THE EXERCISE – Reproduce all of the data word for word.

ROWS –

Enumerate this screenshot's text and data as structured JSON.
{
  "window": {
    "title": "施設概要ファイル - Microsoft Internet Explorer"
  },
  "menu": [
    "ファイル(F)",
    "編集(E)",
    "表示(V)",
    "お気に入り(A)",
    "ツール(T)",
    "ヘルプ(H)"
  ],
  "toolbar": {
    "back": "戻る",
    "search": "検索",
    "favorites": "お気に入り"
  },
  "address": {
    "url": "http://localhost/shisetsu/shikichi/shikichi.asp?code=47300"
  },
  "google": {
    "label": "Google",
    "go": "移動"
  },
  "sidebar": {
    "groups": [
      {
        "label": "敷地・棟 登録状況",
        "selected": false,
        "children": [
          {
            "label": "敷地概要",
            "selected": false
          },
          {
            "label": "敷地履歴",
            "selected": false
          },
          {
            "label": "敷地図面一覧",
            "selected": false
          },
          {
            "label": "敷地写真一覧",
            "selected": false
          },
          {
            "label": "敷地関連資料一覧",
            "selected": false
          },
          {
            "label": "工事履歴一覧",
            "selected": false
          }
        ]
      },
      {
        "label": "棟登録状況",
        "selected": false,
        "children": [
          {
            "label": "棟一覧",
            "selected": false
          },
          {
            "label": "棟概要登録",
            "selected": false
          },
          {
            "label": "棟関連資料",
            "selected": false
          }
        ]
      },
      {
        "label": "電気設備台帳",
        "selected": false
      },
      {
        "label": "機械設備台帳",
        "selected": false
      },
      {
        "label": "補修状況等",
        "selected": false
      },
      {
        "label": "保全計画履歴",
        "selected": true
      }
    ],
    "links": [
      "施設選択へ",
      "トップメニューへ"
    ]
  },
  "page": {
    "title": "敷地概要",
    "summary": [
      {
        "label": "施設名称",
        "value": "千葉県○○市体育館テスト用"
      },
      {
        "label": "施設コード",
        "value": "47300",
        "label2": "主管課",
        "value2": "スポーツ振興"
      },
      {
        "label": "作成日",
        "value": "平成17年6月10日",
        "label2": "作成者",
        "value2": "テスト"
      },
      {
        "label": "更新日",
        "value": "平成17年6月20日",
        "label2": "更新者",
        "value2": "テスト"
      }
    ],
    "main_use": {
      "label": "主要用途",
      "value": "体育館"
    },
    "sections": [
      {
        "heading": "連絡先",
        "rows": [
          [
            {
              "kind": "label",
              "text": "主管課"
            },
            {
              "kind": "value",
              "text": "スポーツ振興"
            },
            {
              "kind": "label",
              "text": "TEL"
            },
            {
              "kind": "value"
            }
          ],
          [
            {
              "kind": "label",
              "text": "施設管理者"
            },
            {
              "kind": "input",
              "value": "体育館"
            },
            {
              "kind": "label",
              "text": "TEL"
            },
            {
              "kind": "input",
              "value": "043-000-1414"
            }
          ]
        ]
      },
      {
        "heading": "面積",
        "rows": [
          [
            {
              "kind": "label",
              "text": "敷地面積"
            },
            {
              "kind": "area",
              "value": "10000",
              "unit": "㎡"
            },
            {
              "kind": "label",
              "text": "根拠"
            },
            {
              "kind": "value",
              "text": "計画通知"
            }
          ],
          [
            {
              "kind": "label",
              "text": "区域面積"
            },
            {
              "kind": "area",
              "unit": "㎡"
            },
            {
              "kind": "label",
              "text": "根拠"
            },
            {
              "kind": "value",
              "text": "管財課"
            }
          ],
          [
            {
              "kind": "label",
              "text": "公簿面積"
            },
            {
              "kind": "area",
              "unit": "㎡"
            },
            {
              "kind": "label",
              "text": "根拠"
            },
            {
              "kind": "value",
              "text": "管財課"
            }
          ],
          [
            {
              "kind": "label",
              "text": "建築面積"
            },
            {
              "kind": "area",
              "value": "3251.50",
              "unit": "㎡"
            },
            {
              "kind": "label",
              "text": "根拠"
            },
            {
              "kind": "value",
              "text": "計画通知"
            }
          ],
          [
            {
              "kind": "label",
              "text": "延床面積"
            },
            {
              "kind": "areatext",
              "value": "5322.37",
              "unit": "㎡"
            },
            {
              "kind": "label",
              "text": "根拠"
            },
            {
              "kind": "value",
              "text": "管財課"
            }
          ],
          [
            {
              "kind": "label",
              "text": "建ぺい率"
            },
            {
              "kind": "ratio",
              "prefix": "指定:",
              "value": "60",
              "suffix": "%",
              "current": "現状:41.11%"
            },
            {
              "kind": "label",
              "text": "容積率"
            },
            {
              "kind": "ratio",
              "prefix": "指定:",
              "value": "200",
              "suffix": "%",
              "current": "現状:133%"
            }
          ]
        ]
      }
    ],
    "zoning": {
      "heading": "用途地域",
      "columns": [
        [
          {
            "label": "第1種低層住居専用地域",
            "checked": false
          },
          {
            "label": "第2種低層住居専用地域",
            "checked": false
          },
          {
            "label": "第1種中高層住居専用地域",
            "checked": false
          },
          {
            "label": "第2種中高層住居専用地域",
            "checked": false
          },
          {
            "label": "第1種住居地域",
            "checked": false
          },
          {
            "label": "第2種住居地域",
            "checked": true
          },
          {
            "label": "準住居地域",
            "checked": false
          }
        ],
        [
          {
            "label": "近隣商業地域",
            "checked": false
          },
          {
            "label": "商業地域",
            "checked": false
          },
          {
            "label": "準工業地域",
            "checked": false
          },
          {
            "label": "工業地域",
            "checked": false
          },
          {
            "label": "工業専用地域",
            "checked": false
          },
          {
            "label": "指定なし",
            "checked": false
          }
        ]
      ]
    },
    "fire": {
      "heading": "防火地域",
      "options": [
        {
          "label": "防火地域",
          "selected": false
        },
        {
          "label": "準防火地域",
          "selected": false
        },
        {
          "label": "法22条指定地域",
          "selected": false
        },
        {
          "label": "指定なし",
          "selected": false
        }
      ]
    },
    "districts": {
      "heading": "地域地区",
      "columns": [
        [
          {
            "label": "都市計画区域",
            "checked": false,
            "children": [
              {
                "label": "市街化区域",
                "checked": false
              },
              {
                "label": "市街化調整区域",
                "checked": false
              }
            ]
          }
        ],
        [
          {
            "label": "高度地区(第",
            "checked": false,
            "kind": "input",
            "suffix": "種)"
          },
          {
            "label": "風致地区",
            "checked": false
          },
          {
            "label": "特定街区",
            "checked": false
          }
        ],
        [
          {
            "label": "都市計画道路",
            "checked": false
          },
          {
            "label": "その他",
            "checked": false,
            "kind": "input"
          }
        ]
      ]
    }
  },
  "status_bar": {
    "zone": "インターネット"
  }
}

REPLY TO THE EXERCISE –
Enumerate this screenshot's text and data as structured JSON.
{
  "window": {
    "title": "施設概要ファイル - Microsoft Internet Explorer"
  },
  "menu": [
    "ファイル(F)",
    "編集(E)",
    "表示(V)",
    "お気に入り(A)",
    "ツール(T)",
    "ヘルプ(H)"
  ],
  "toolbar": {
    "back": "戻る",
    "search": "検索",
    "favorites": "お気に入り"
  },
  "address": {
    "url": "http://localhost/shisetsu/shikichi/shikichi.asp?code=47300"
  },
  "google": {
    "label": "Google",
    "go": "移動"
  },
  "sidebar": {
    "groups": [
      {
        "label": "敷地・棟 登録状況",
        "selected": false,
        "children": [
          {
            "label": "敷地概要",
            "selected": false
          },
          {
            "label": "敷地履歴",
            "selected": false
          },
          {
            "label": "敷地図面一覧",
            "selected": false
          },
          {
            "label": "敷地写真一覧",
            "selected": false
          },
          {
            "label": "敷地関連資料一覧",
            "selected": false
          },
          {
            "label": "工事履歴一覧",
            "selected": false
          }
        ]
      },
      {
        "label": "棟登録状況",
        "selected": false,
        "children": [
          {
            "label": "棟一覧",
            "selected": false
          },
          {
            "label": "棟概要登録",
            "selected": false
          },
          {
            "label": "棟関連資料",
            "selected": false
          }
        ]
      },
      {
        "label": "電気設備台帳",
        "selected": false
      },
      {
        "label": "機械設備台帳",
        "selected": false
      },
      {
        "label": "補修状況等",
        "selected": false
      },
      {
        "label": "保全計画履歴",
        "selected": true
      }
    ],
    "links": [
      "施設選択へ",
      "トップメニューへ"
    ]
  },
  "page": {
    "title": "敷地概要",
    "summary": [
      {
        "label": "施設名称",
        "value": "千葉県○○市体育館テスト用"
      },
      {
        "label": "施設コード",
        "value": "47300",
        "label2": "主管課",
        "value2": "スポーツ振興"
      },
      {
        "label": "作成日",
        "value": "平成17年6月10日",
        "label2": "作成者",
        "value2": "テスト"
      },
      {
        "label": "更新日",
        "value": "平成17年6月20日",
        "label2": "更新者",
        "value2": "テスト"
      }
    ],
    "main_use": {
      "label": "主要用途",
      "value": "体育館"
    },
    "sections": [
      {
        "heading": "連絡先",
        "rows": [
          [
            {
              "kind": "label",
              "text": "主管課"
            },
            {
              "kind": "value",
              "text": "スポーツ振興"
            },
            {
              "kind": "label",
              "text": "TEL"
            },
            {
              "kind": "value"
            }
          ],
          [
            {
              "kind": "label",
              "text": "施設管理者"
            },
            {
              "kind": "input",
              "value": "体育館"
            },
            {
              "kind": "label",
              "text": "TEL"
            },
            {
              "kind": "input",
              "value": "043-000-1414"
            }
          ]
        ]
      },
      {
        "heading": "面積",
        "rows": [
          [
            {
              "kind": "label",
              "text": "敷地面積"
            },
            {
              "kind": "area",
              "value": "10000",
              "unit": "㎡"
            },
            {
              "kind": "label",
              "text": "根拠"
            },
            {
              "kind": "value",
              "text": "計画通知"
            }
          ],
          [
            {
              "kind": "label",
              "text": "区域面積"
            },
            {
              "kind": "area",
              "unit": "㎡"
            },
            {
              "kind": "label",
              "text": "根拠"
            },
            {
              "kind": "value",
              "text": "管財課"
            }
          ],
          [
            {
              "kind": "label",
              "text": "公簿面積"
            },
            {
              "kind": "area",
              "unit": "㎡"
            },
            {
              "kind": "label",
              "text": "根拠"
            },
            {
              "kind": "value",
              "text": "管財課"
            }
          ],
          [
            {
              "kind": "label",
              "text": "建築面積"
            },
            {
              "kind": "area",
              "value": "3251.50",
              "unit": "㎡"
            },
            {
              "kind": "label",
              "text": "根拠"
            },
            {
              "kind": "value",
              "text": "計画通知"
            }
          ],
          [
            {
              "kind": "label",
              "text": "延床面積"
            },
            {
              "kind": "areatext",
              "value": "5322.37",
              "unit": "㎡"
            },
            {
              "kind": "label",
              "text": "根拠"
            },
            {
              "kind": "value",
              "text": "管財課"
            }
          ],
          [
            {
              "kind": "label",
              "text": "建ぺい率"
            },
            {
              "kind": "ratio",
              "prefix": "指定:",
              "value": "60",
              "suffix": "%",
              "current": "現状:41.11%"
            },
            {
              "kind": "label",
              "text": "容積率"
            },
            {
              "kind": "ratio",
              "prefix": "指定:",
              "value": "200",
              "suffix": "%",
              "current": "現状:133%"
            }
          ]
        ]
      }
    ],
    "zoning": {
      "heading": "用途地域",
      "columns": [
        [
          {
            "label": "第1種低層住居専用地域",
            "checked": false
          },
          {
            "label": "第2種低層住居専用地域",
            "checked": false
          },
          {
            "label": "第1種中高層住居専用地域",
            "checked": false
          },
          {
            "label": "第2種中高層住居専用地域",
            "checked": false
          },
          {
            "label": "第1種住居地域",
            "checked": false
          },
          {
            "label": "第2種住居地域",
            "checked": true
          },
          {
            "label": "準住居地域",
            "checked": false
          }
        ],
        [
          {
            "label": "近隣商業地域",
            "checked": false
          },
          {
            "label": "商業地域",
            "checked": false
          },
          {
            "label": "準工業地域",
            "checked": false
          },
          {
            "label": "工業地域",
            "checked": false
          },
          {
            "label": "工業専用地域",
            "checked": false
          },
          {
            "label": "指定なし",
            "checked": false
          }
        ]
      ]
    },
    "fire": {
      "heading": "防火地域",
      "options": [
        {
          "label": "防火地域",
          "selected": false
        },
        {
          "label": "準防火地域",
          "selected": false
        },
        {
          "label": "法22条指定地域",
          "selected": false
        },
        {
          "label": "指定なし",
          "selected": false
        }
      ]
    },
    "districts": {
      "heading": "地域地区",
      "columns": [
        [
          {
            "label": "都市計画区域",
            "checked": false,
            "children": [
              {
                "label": "市街化区域",
                "checked": false
              },
              {
                "label": "市街化調整区域",
                "checked": false
              }
            ]
          }
        ],
        [
          {
            "label": "高度地区(第",
            "checked": false,
            "kind": "input",
            "suffix": "種)"
          },
          {
            "label": "風致地区",
            "checked": false
          },
          {
            "label": "特定街区",
            "checked": false
          }
        ],
        [
          {
            "label": "都市計画道路",
            "checked": false
          },
          {
            "label": "その他",
            "checked": false,
            "kind": "input"
          }
        ]
      ]
    }
  },
  "status_bar": {
    "zone": "インターネット"
  }
}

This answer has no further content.